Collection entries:
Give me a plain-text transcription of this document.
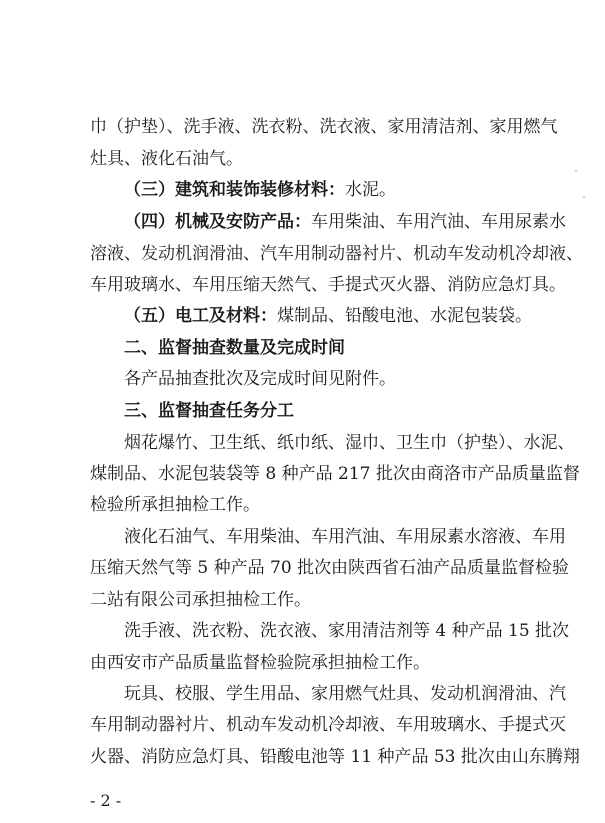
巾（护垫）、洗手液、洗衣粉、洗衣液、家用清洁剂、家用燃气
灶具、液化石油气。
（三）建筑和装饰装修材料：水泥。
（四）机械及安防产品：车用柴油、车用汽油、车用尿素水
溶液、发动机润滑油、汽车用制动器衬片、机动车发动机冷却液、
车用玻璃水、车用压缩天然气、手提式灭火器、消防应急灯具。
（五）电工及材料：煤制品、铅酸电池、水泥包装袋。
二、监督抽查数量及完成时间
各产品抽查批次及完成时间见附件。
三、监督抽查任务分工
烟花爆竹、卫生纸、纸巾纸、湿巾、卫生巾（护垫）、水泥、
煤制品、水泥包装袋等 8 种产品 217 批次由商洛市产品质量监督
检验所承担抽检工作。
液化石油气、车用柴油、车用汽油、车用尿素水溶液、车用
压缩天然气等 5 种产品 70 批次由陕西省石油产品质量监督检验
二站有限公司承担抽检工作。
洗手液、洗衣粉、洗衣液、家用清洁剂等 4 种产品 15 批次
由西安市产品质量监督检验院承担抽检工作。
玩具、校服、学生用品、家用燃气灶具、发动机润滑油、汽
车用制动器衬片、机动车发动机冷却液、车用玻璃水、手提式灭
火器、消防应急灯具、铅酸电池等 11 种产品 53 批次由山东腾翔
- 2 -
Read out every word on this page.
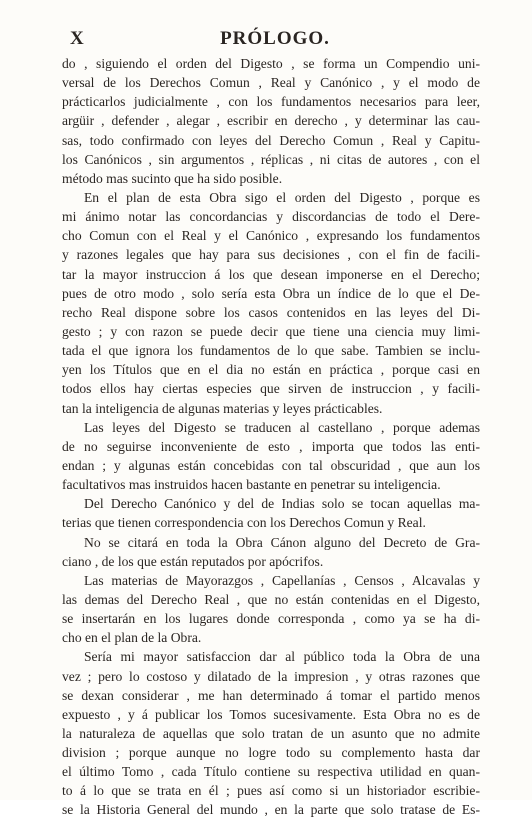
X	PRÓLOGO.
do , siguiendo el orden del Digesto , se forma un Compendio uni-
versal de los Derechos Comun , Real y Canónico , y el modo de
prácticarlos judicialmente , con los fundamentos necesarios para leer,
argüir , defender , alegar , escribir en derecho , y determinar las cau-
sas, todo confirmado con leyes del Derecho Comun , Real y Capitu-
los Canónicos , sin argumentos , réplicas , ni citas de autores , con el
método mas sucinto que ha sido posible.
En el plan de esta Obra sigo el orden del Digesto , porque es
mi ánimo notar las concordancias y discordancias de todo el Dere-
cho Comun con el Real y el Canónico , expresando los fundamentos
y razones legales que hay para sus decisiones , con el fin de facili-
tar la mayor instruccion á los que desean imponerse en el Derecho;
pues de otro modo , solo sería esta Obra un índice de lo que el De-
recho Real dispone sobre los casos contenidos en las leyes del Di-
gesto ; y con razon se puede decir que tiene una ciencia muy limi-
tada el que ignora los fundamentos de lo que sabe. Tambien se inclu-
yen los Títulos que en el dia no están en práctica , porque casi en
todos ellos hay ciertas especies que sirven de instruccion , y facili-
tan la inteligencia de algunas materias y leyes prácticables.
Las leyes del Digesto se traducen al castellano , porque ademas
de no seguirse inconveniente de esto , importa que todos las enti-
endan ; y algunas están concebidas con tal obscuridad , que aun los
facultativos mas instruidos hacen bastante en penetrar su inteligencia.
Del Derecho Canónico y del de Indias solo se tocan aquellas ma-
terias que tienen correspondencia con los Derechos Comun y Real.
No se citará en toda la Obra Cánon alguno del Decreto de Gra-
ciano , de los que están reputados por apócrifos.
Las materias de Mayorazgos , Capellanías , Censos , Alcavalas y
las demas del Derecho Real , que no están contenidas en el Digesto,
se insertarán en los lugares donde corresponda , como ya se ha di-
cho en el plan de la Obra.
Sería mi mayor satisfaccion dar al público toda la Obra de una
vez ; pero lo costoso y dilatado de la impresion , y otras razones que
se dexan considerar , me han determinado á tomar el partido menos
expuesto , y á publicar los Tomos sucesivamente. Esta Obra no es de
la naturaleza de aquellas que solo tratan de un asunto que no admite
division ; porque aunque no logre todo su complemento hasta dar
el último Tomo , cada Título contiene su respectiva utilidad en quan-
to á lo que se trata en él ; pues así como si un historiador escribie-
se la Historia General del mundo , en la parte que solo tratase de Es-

▶ **What is asked**
Please set down each line of the data above exactly as written, without the pictures.

▶ **Full response**
Give me a plain-text transcription of this document.
巾（护垫）、洗手液、洗衣粉、洗衣液、家用清洁剂、家用燃气
灶具、液化石油气。
（三）建筑和装饰装修材料：水泥。
（四）机械及安防产品：车用柴油、车用汽油、车用尿素水
溶液、发动机润滑油、汽车用制动器衬片、机动车发动机冷却液、
车用玻璃水、车用压缩天然气、手提式灭火器、消防应急灯具。
（五）电工及材料：煤制品、铅酸电池、水泥包装袋。
二、监督抽查数量及完成时间
各产品抽查批次及完成时间见附件。
三、监督抽查任务分工
烟花爆竹、卫生纸、纸巾纸、湿巾、卫生巾（护垫）、水泥、
煤制品、水泥包装袋等 8 种产品 217 批次由商洛市产品质量监督
检验所承担抽检工作。
液化石油气、车用柴油、车用汽油、车用尿素水溶液、车用
压缩天然气等 5 种产品 70 批次由陕西省石油产品质量监督检验
二站有限公司承担抽检工作。
洗手液、洗衣粉、洗衣液、家用清洁剂等 4 种产品 15 批次
由西安市产品质量监督检验院承担抽检工作。
玩具、校服、学生用品、家用燃气灶具、发动机润滑油、汽
车用制动器衬片、机动车发动机冷却液、车用玻璃水、手提式灭
火器、消防应急灯具、铅酸电池等 11 种产品 53 批次由山东腾翔
- 2 -
Read out every word on this page.
X	PRÓLOGO.
do , siguiendo el orden del Digesto , se forma un Compendio uni-
versal de los Derechos Comun , Real y Canónico , y el modo de
prácticarlos judicialmente , con los fundamentos necesarios para leer,
argüir , defender , alegar , escribir en derecho , y determinar las cau-
sas, todo confirmado con leyes del Derecho Comun , Real y Capitu-
los Canónicos , sin argumentos , réplicas , ni citas de autores , con el
método mas sucinto que ha sido posible.
En el plan de esta Obra sigo el orden del Digesto , porque es
mi ánimo notar las concordancias y discordancias de todo el Dere-
cho Comun con el Real y el Canónico , expresando los fundamentos
y razones legales que hay para sus decisiones , con el fin de facili-
tar la mayor instruccion á los que desean imponerse en el Derecho;
pues de otro modo , solo sería esta Obra un índice de lo que el De-
recho Real dispone sobre los casos contenidos en las leyes del Di-
gesto ; y con razon se puede decir que tiene una ciencia muy limi-
tada el que ignora los fundamentos de lo que sabe. Tambien se inclu-
yen los Títulos que en el dia no están en práctica , porque casi en
todos ellos hay ciertas especies que sirven de instruccion , y facili-
tan la inteligencia de algunas materias y leyes prácticables.
Las leyes del Digesto se traducen al castellano , porque ademas
de no seguirse inconveniente de esto , importa que todos las enti-
endan ; y algunas están concebidas con tal obscuridad , que aun los
facultativos mas instruidos hacen bastante en penetrar su inteligencia.
Del Derecho Canónico y del de Indias solo se tocan aquellas ma-
terias que tienen correspondencia con los Derechos Comun y Real.
No se citará en toda la Obra Cánon alguno del Decreto de Gra-
ciano , de los que están reputados por apócrifos.
Las materias de Mayorazgos , Capellanías , Censos , Alcavalas y
las demas del Derecho Real , que no están contenidas en el Digesto,
se insertarán en los lugares donde corresponda , como ya se ha di-
cho en el plan de la Obra.
Sería mi mayor satisfaccion dar al público toda la Obra de una
vez ; pero lo costoso y dilatado de la impresion , y otras razones que
se dexan considerar , me han determinado á tomar el partido menos
expuesto , y á publicar los Tomos sucesivamente. Esta Obra no es de
la naturaleza de aquellas que solo tratan de un asunto que no admite
division ; porque aunque no logre todo su complemento hasta dar
el último Tomo , cada Título contiene su respectiva utilidad en quan-
to á lo que se trata en él ; pues así como si un historiador escribie-
se la Historia General del mundo , en la parte que solo tratase de Es-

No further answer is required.